▸ Documento:
= = =
Beata Umbelina, por Adrien Richard Igreja de Nossa Senhora da Assunção, Orgelet (França) |
Por Ir. María del Pilar Perezcanto Sagone, EP -1
Menina exemplar, de temperamento fogoso e dotada de abundantes qualidades naturais, a via do matrimônio parecia ser aquela pela qual Umbelina chegaria à santidade. Mas Deus tinha para ela planos mais elevados…
No longínquo século XII, residia na Borgonha, França, uma nobre família constituída por Tescelino, senhor de Fontaines, sua esposa, a piedosa Alice, e seus sete filhos: Guido, Gerardo, Bernardo – que seria o grande abade de Claraval –, Umbelina, André, Bartolomeu e Nivardo.
No castelo onde a abençoada prole veio ao mundo, a harmonia e o espírito religioso próprio à Idade Média reinavam entre todos, sendo o incentivo mútuo à prática da virtude o pão de cada dia. Conversava-se sobre o Criador com naturalidade, e a fidelidade aos Mandamentos era moeda corrente. Os deveres dos quais a Santa Igreja incumbia os guerreiros católicos – defendê-la e amar-se entre si – eram valorosamente cumpridos por Tescelino, cujo exemplo os filhos logo começaram a espelhar.
Em meio a uma sociedade que considerava a Cavalaria como a melhor expressão das virtudes morais de um varão, os seis meninos da família possuíam todos os predicados para se tornarem figuras famosas e bem-sucedidas. E para Umbelina, a única dama da plêiade de irmãos, o futuro também sorria de modo promissor. Dotada de uma beleza fora do comum, nela se uniam a doçura e a fortaleza, a gentileza e a intrepidez, e não faltariam pretendentes à altura de sua dignidade.
Não era difícil prever um porvir brilhante para cada um dos membros dessa família. O que ninguém poderia imaginar é que eles refulgiriam na História com uma glória muito superior àquela conquistada por qualidades humanas, ainda que elevadas, e atravessariam os tempos enaltecidos pela Igreja com a honra dos altares.
= = =
▸ Tarefa A:
Transcreva sem nenhuma alteração as linhas dos registros abaixo, desde a que contém "y-tick-label: 50 [85,392,99,407]" até a que contém "x-tick-label: K1 [172,491,189,506]", incluindo as duas.

▸ Dados fornecidos:
= = =
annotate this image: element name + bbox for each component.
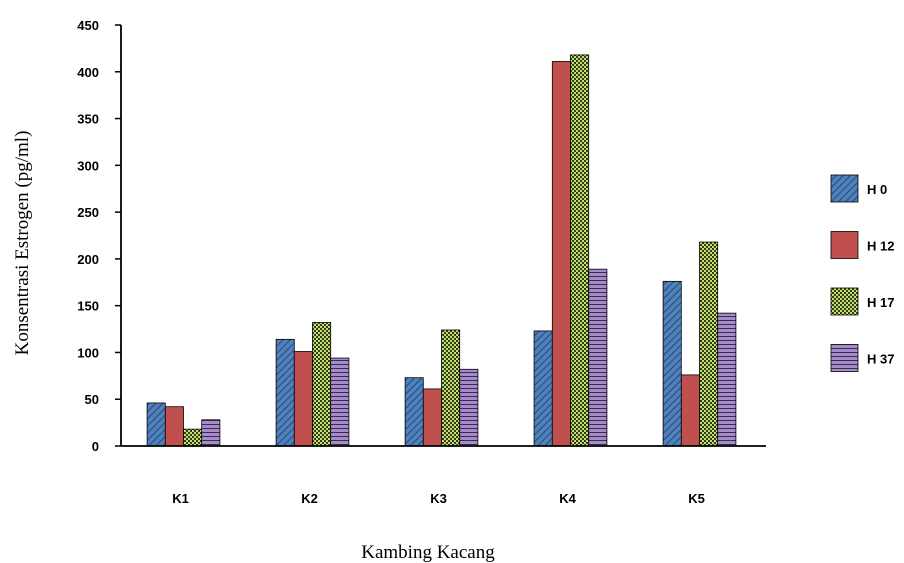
y-tick-label: 50 [85,392,99,407]
legend-swatch [830,287,859,316]
bar-h0-k3 [404,377,424,447]
bar-h37-k1 [201,419,221,447]
y-tick-label: 0 [92,439,99,454]
bar-h12-k5 [680,374,700,447]
bar-h0-k2 [275,338,295,447]
bar-h12-k4 [551,61,571,447]
bar-h17-k4 [570,54,590,447]
legend-label: H 17 [867,295,894,310]
bar-h12-k1 [164,406,184,447]
bar-h17-k1 [183,428,203,447]
legend-label: H 12 [867,239,894,254]
legend-swatch [830,174,859,203]
y-tick-label: 200 [77,252,99,267]
x-tick-label: K3 [430,491,447,506]
axes [120,25,766,447]
y-tick-label: 450 [77,18,99,33]
bar-h0-k1 [146,402,166,447]
bar-h37-k5 [717,312,737,447]
y-tick-label: 250 [77,205,99,220]
x-tick-label: K5 [688,491,705,506]
y-tick-label: 400 [77,65,99,80]
bar-h17-k2 [312,322,332,447]
x-tick-label: K1 [172,491,189,506]
legend-swatch [830,231,859,259]
bar-h37-k4 [588,268,608,447]
y-tick-label: 300 [77,158,99,173]
legend-swatch [830,344,859,372]
legend-label: H 0 [867,182,887,197]
x-axis-title: Kambing Kacang [361,542,495,563]
bars [146,54,737,447]
y-axis-title: Konsentrasi Estrogen (pg/ml) [12,131,33,356]
x-axis-ticks: K1 K2 K3 K4 K5 [172,491,705,506]
bar-h12-k2 [293,351,313,447]
bar-h17-k3 [441,329,461,447]
legend: H 0 H 12 H 17 H 37 [830,174,894,372]
x-tick-label: K2 [301,491,318,506]
y-tick-label: 150 [77,299,99,314]
y-axis-ticks: 0 50 100 150 200 250 300 350 400 450 [77,18,121,454]
bar-h12-k3 [422,388,442,447]
y-tick-label: 100 [77,345,99,360]
bar-h0-k5 [662,280,682,447]
legend-label: H 37 [867,352,894,367]
bar-h37-k3 [459,368,479,447]
bar-h17-k5 [699,241,719,447]
bar-h37-k2 [330,357,350,447]
y-tick-label: 350 [77,112,99,127]
bar-h0-k4 [533,330,553,447]
x-tick-label: K4 [559,491,576,506]
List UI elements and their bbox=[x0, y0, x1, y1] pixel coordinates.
= = =
▸ Tarefa B:
Reproduza na íntegra, sem mudar nada, o texto sobre a Beata Umbelina.

▸ Resposta completa A:
y-tick-label: 50 [85,392,99,407]
legend-swatch [830,287,859,316]
bar-h0-k3 [404,377,424,447]
bar-h37-k1 [201,419,221,447]
y-tick-label: 0 [92,439,99,454]
bar-h12-k5 [680,374,700,447]
bar-h0-k2 [275,338,295,447]
bar-h12-k4 [551,61,571,447]
bar-h17-k4 [570,54,590,447]
legend-label: H 17 [867,295,894,310]
bar-h12-k1 [164,406,184,447]
bar-h17-k1 [183,428,203,447]
legend-label: H 12 [867,239,894,254]
legend-swatch [830,174,859,203]
y-tick-label: 200 [77,252,99,267]
x-tick-label: K3 [430,491,447,506]
axes [120,25,766,447]
y-tick-label: 450 [77,18,99,33]
bar-h0-k1 [146,402,166,447]
bar-h37-k5 [717,312,737,447]
y-tick-label: 250 [77,205,99,220]
x-tick-label: K5 [688,491,705,506]
y-tick-label: 400 [77,65,99,80]
bar-h17-k2 [312,322,332,447]
x-tick-label: K1 [172,491,189,506]

▸ Resposta completa B:
Beata Umbelina, por Adrien Richard Igreja de Nossa Senhora da Assunção, Orgelet (França) |
Por Ir. María del Pilar Perezcanto Sagone, EP -1
Menina exemplar, de temperamento fogoso e dotada de abundantes qualidades naturais, a via do matrimônio parecia ser aquela pela qual Umbelina chegaria à santidade. Mas Deus tinha para ela planos mais elevados…
No longínquo século XII, residia na Borgonha, França, uma nobre família constituída por Tescelino, senhor de Fontaines, sua esposa, a piedosa Alice, e seus sete filhos: Guido, Gerardo, Bernardo – que seria o grande abade de Claraval –, Umbelina, André, Bartolomeu e Nivardo.
No castelo onde a abençoada prole veio ao mundo, a harmonia e o espírito religioso próprio à Idade Média reinavam entre todos, sendo o incentivo mútuo à prática da virtude o pão de cada dia. Conversava-se sobre o Criador com naturalidade, e a fidelidade aos Mandamentos era moeda corrente. Os deveres dos quais a Santa Igreja incumbia os guerreiros católicos – defendê-la e amar-se entre si – eram valorosamente cumpridos por Tescelino, cujo exemplo os filhos logo começaram a espelhar.
Em meio a uma sociedade que considerava a Cavalaria como a melhor expressão das virtudes morais de um varão, os seis meninos da família possuíam todos os predicados para se tornarem figuras famosas e bem-sucedidas. E para Umbelina, a única dama da plêiade de irmãos, o futuro também sorria de modo promissor. Dotada de uma beleza fora do comum, nela se uniam a doçura e a fortaleza, a gentileza e a intrepidez, e não faltariam pretendentes à altura de sua dignidade.
Não era difícil prever um porvir brilhante para cada um dos membros dessa família. O que ninguém poderia imaginar é que eles refulgiriam na História com uma glória muito superior àquela conquistada por qualidades humanas, ainda que elevadas, e atravessariam os tempos enaltecidos pela Igreja com a honra dos altares.